→ **Directions for this task**
Look through the material below. Copy every line with the string "icon" in it.

— START Provided data —

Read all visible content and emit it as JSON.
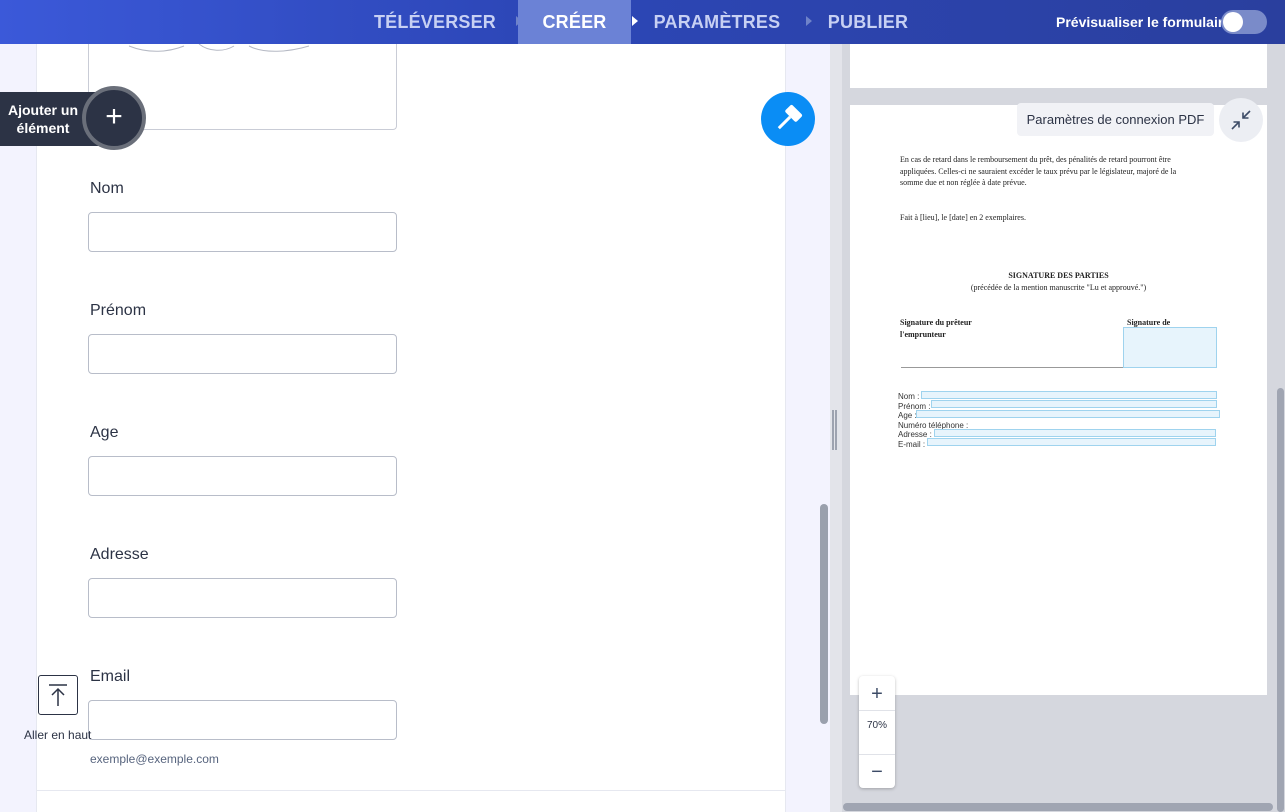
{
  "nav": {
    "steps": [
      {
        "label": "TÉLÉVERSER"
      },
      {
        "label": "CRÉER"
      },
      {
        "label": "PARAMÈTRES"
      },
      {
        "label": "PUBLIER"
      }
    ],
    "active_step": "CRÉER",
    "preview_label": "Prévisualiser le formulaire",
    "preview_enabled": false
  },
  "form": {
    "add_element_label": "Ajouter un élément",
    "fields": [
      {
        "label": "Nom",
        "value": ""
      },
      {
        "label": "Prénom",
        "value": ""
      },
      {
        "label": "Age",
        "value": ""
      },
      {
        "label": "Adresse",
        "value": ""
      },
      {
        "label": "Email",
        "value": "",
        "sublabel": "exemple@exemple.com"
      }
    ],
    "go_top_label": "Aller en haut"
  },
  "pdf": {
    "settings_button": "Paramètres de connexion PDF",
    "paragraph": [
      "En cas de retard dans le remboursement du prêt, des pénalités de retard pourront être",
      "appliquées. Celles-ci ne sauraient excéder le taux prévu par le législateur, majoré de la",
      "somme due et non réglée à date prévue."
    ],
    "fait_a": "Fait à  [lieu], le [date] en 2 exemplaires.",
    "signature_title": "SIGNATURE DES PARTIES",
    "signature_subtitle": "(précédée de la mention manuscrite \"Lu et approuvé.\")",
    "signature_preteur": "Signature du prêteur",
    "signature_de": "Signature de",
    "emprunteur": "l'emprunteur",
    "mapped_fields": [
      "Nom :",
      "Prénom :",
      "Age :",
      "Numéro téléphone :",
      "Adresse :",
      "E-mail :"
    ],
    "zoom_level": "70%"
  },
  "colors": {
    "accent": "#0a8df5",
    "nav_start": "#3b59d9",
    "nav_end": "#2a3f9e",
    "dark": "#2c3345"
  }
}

— END Provided data —
— START Provided data —

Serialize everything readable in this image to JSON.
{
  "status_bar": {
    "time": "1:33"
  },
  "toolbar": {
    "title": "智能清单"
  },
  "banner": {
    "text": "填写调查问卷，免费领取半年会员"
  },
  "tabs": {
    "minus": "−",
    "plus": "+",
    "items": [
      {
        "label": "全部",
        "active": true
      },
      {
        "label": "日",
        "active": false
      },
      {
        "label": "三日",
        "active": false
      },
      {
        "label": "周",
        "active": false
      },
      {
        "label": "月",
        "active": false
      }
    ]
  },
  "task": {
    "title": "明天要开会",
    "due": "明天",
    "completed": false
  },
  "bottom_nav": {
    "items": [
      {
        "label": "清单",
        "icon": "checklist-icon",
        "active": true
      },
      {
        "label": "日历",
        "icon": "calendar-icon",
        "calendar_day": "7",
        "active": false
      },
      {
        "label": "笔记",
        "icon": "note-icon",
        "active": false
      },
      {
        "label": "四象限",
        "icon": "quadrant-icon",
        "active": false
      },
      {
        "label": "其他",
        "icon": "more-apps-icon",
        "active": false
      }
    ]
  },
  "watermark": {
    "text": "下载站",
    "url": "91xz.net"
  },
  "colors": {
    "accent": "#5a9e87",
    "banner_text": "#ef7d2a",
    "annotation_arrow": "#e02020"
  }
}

— END Provided data —

→ **Result below**
        "icon": "checklist-icon",
        "icon": "calendar-icon",
        "icon": "note-icon",
        "icon": "quadrant-icon",
        "icon": "more-apps-icon",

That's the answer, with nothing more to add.